• [STATED TASK] Hunt for the word "this" across the entries below, copying each line that holds it.

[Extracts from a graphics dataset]
** BEGIN **
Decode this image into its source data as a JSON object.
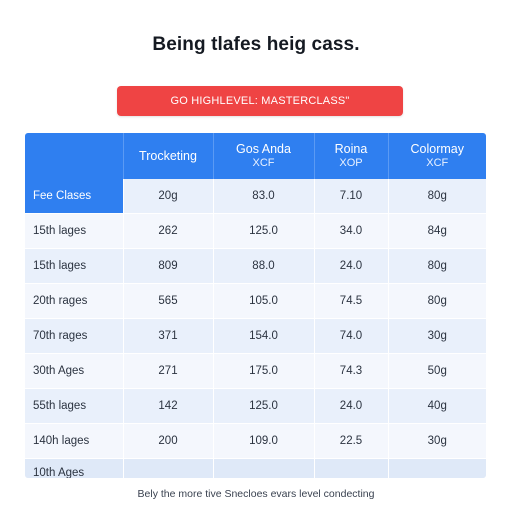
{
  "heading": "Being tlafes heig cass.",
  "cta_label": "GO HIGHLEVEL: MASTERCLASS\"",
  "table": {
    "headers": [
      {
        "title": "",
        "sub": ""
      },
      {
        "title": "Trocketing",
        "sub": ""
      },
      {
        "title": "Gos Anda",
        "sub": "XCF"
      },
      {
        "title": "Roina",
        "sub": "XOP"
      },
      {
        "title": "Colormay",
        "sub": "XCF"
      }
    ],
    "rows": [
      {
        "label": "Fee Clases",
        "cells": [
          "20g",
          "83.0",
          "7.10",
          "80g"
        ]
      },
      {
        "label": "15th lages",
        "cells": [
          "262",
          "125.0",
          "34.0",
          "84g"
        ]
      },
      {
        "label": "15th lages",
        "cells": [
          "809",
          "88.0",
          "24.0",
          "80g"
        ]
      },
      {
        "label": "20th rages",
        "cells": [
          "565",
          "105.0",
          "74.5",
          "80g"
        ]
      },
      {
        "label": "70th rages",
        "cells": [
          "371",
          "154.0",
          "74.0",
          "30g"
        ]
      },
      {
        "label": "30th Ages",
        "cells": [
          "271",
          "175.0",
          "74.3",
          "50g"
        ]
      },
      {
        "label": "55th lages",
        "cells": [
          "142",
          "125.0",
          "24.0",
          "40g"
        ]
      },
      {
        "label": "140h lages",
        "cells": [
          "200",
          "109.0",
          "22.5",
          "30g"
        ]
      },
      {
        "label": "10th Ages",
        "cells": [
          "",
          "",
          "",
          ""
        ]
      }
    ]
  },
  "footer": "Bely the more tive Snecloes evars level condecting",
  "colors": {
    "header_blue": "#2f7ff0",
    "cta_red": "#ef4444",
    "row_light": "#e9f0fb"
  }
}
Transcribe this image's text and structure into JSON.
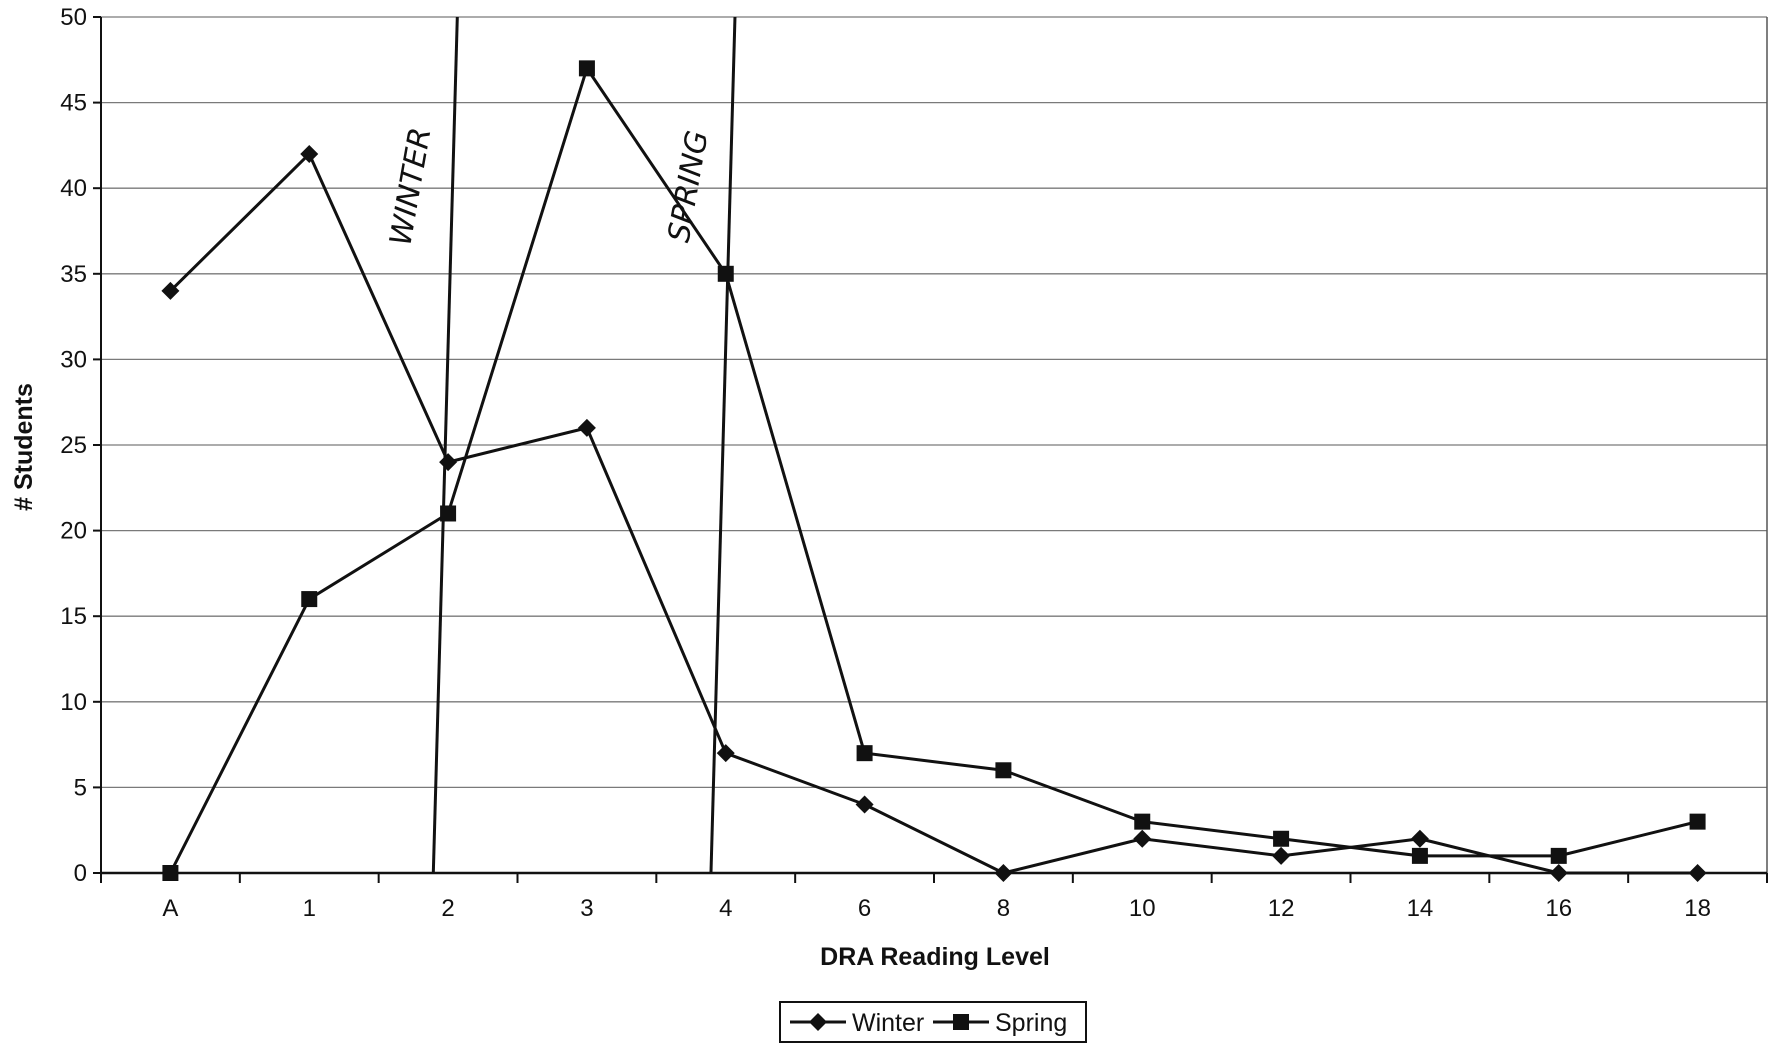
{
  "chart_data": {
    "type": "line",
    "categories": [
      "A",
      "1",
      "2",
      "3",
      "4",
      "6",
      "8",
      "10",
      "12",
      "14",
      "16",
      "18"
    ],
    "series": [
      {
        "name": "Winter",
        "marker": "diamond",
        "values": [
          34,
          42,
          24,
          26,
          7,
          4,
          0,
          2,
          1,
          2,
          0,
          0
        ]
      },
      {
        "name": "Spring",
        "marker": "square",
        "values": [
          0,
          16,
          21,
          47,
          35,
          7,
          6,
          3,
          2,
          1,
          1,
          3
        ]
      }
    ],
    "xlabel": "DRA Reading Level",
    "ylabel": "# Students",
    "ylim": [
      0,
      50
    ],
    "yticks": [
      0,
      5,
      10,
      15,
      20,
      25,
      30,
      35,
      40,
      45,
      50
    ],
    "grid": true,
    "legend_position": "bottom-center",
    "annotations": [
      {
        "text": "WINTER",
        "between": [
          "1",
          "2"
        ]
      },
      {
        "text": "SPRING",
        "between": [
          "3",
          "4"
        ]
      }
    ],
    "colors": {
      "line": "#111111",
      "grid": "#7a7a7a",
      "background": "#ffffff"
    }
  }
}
** END **
• [SOLUTION TO THE PROBLEM]
Decode this image into its source data as a JSON object.
Transcribe this image's text and structure into JSON.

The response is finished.